▸ **SHORT PROBLEM**
Print every line of the listing exactly, please.

····················

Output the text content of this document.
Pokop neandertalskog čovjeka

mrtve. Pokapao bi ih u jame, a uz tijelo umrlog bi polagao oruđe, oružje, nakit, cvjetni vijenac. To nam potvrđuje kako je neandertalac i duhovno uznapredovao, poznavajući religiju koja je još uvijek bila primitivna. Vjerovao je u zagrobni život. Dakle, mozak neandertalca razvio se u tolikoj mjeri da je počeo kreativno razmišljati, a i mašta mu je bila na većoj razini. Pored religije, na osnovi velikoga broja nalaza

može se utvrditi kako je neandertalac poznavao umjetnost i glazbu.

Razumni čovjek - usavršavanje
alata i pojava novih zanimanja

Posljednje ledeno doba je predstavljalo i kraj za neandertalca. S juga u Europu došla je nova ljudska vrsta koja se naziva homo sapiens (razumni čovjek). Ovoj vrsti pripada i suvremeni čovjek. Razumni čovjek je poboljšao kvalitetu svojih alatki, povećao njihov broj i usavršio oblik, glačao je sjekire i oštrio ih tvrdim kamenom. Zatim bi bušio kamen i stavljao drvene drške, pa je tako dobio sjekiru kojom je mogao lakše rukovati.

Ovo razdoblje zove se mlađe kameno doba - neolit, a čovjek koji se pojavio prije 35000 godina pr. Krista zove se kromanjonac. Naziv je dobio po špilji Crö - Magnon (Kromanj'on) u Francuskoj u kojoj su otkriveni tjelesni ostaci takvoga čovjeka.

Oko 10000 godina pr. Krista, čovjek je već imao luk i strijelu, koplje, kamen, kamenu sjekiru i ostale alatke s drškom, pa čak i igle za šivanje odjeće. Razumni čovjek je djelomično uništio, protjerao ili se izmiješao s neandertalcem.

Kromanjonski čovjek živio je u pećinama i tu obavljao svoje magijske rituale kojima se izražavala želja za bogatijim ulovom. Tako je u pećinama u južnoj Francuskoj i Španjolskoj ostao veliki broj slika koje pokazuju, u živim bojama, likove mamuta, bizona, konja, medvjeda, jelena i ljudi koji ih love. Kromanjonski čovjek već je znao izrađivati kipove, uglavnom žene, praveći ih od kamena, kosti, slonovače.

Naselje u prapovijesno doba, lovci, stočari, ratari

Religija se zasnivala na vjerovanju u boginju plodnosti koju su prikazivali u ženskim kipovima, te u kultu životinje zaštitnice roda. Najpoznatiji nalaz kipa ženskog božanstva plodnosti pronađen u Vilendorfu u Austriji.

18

····················

▸ **TASK OUTPUT**
Output the text content of this document.
Pokop neandertalskog čovjeka

mrtve. Pokapao bi ih u jame, a uz tijelo umrlog bi polagao oruđe, oružje, nakit, cvjetni vijenac. To nam potvrđuje kako je neandertalac i duhovno uznapredovao, poznavajući religiju koja je još uvijek bila primitivna. Vjerovao je u zagrobni život. Dakle, mozak neandertalca razvio se u tolikoj mjeri da je počeo kreativno razmišljati, a i mašta mu je bila na većoj razini. Pored religije, na osnovi velikoga broja nalaza

može se utvrditi kako je neandertalac poznavao umjetnost i glazbu.

Razumni čovjek - usavršavanje
alata i pojava novih zanimanja

Posljednje ledeno doba je predstavljalo i kraj za neandertalca. S juga u Europu došla je nova ljudska vrsta koja se naziva homo sapiens (razumni čovjek). Ovoj vrsti pripada i suvremeni čovjek. Razumni čovjek je poboljšao kvalitetu svojih alatki, povećao njihov broj i usavršio oblik, glačao je sjekire i oštrio ih tvrdim kamenom. Zatim bi bušio kamen i stavljao drvene drške, pa je tako dobio sjekiru kojom je mogao lakše rukovati.

Ovo razdoblje zove se mlađe kameno doba - neolit, a čovjek koji se pojavio prije 35000 godina pr. Krista zove se kromanjonac. Naziv je dobio po špilji Crö - Magnon (Kromanj'on) u Francuskoj u kojoj su otkriveni tjelesni ostaci takvoga čovjeka.

Oko 10000 godina pr. Krista, čovjek je već imao luk i strijelu, koplje, kamen, kamenu sjekiru i ostale alatke s drškom, pa čak i igle za šivanje odjeće. Razumni čovjek je djelomično uništio, protjerao ili se izmiješao s neandertalcem.

Kromanjonski čovjek živio je u pećinama i tu obavljao svoje magijske rituale kojima se izražavala želja za bogatijim ulovom. Tako je u pećinama u južnoj Francuskoj i Španjolskoj ostao veliki broj slika koje pokazuju, u živim bojama, likove mamuta, bizona, konja, medvjeda, jelena i ljudi koji ih love. Kromanjonski čovjek već je znao izrađivati kipove, uglavnom žene, praveći ih od kamena, kosti, slonovače.

Naselje u prapovijesno doba, lovci, stočari, ratari

Religija se zasnivala na vjerovanju u boginju plodnosti koju su prikazivali u ženskim kipovima, te u kultu životinje zaštitnice roda. Najpoznatiji nalaz kipa ženskog božanstva plodnosti pronađen u Vilendorfu u Austriji.

18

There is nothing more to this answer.